What the task requires: Write out each record again exactly as it stands.
____
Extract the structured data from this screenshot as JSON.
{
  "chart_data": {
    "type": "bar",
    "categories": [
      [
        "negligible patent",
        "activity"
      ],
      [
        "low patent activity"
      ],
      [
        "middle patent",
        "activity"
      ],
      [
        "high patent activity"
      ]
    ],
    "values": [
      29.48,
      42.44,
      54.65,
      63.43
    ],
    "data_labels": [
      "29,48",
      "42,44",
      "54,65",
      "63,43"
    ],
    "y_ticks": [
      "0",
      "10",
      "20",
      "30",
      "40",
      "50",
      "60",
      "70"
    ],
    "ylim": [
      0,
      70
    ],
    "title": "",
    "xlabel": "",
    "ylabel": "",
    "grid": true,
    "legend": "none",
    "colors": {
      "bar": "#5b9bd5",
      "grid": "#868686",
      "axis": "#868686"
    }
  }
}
____
Answer in full:
Extract the structured data from this screenshot as JSON.
{
  "chart_data": {
    "type": "bar",
    "categories": [
      [
        "negligible patent",
        "activity"
      ],
      [
        "low patent activity"
      ],
      [
        "middle patent",
        "activity"
      ],
      [
        "high patent activity"
      ]
    ],
    "values": [
      29.48,
      42.44,
      54.65,
      63.43
    ],
    "data_labels": [
      "29,48",
      "42,44",
      "54,65",
      "63,43"
    ],
    "y_ticks": [
      "0",
      "10",
      "20",
      "30",
      "40",
      "50",
      "60",
      "70"
    ],
    "ylim": [
      0,
      70
    ],
    "title": "",
    "xlabel": "",
    "ylabel": "",
    "grid": true,
    "legend": "none",
    "colors": {
      "bar": "#5b9bd5",
      "grid": "#868686",
      "axis": "#868686"
    }
  }
}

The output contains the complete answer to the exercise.